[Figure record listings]
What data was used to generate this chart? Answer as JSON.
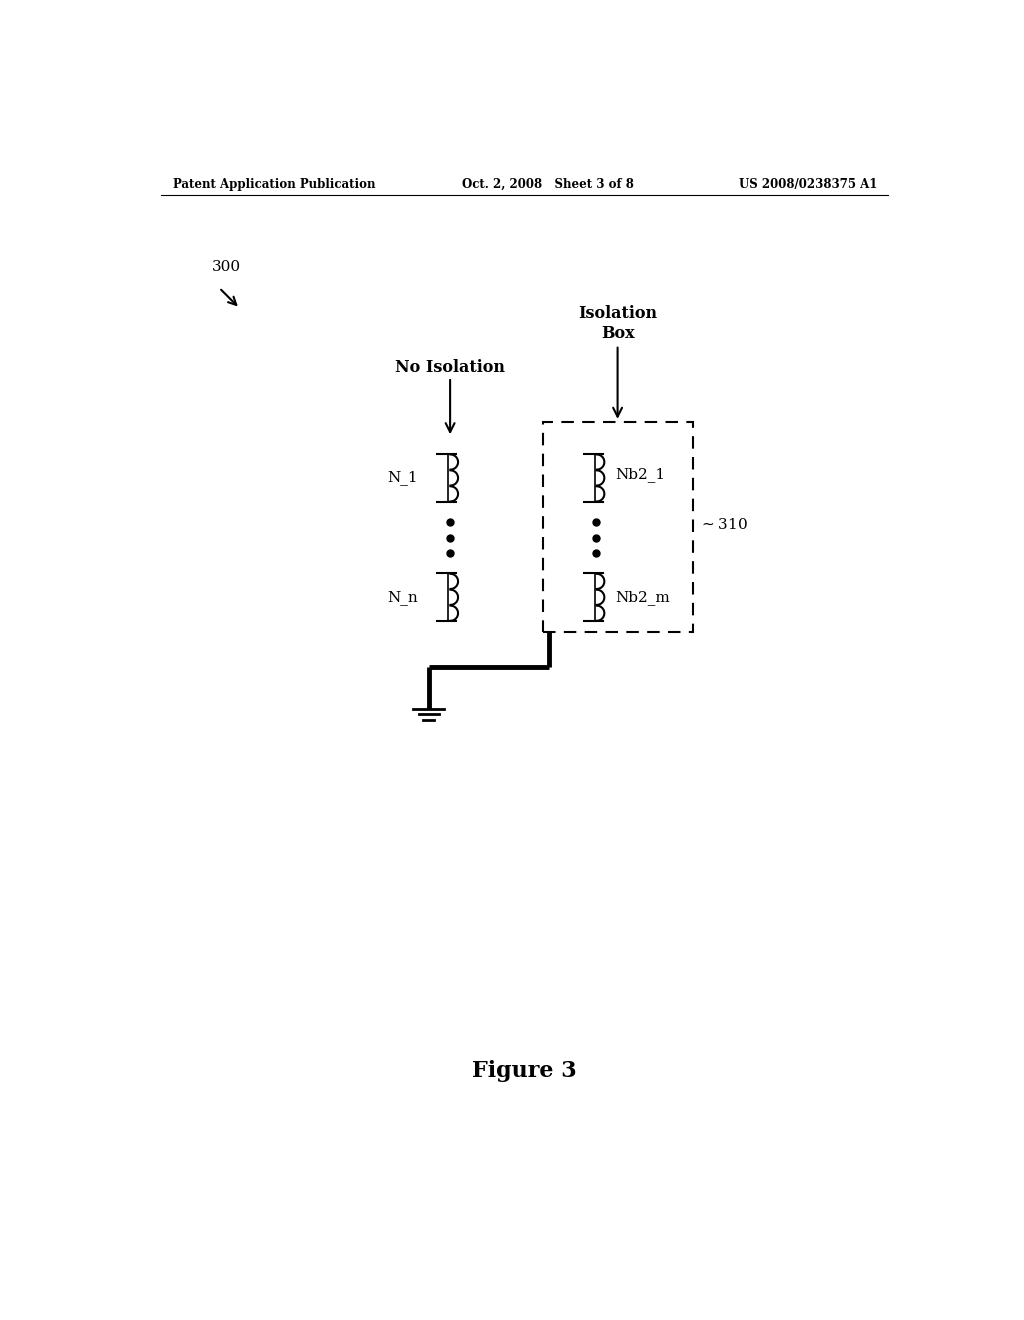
{
  "header_left": "Patent Application Publication",
  "header_mid": "Oct. 2, 2008   Sheet 3 of 8",
  "header_right": "US 2008/0238375 A1",
  "figure_label": "Figure 3",
  "diagram_label": "300",
  "bg_color": "#ffffff",
  "line_color": "#000000",
  "label_no_isolation": "No Isolation",
  "label_isolation_box": "Isolation\nBox",
  "label_310": "310",
  "label_N1": "N_1",
  "label_Nn": "N_n",
  "label_Nb2_1": "Nb2_1",
  "label_Nb2_m": "Nb2_m"
}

* The problem: From start to finish, output the listing exactly, but omit its pictures.

* Solution to the exercise:
What data was used to generate this chart? Answer as JSON.
{
  "header_left": "Patent Application Publication",
  "header_mid": "Oct. 2, 2008   Sheet 3 of 8",
  "header_right": "US 2008/0238375 A1",
  "figure_label": "Figure 3",
  "diagram_label": "300",
  "bg_color": "#ffffff",
  "line_color": "#000000",
  "label_no_isolation": "No Isolation",
  "label_isolation_box": "Isolation\nBox",
  "label_310": "310",
  "label_N1": "N_1",
  "label_Nn": "N_n",
  "label_Nb2_1": "Nb2_1",
  "label_Nb2_m": "Nb2_m"
}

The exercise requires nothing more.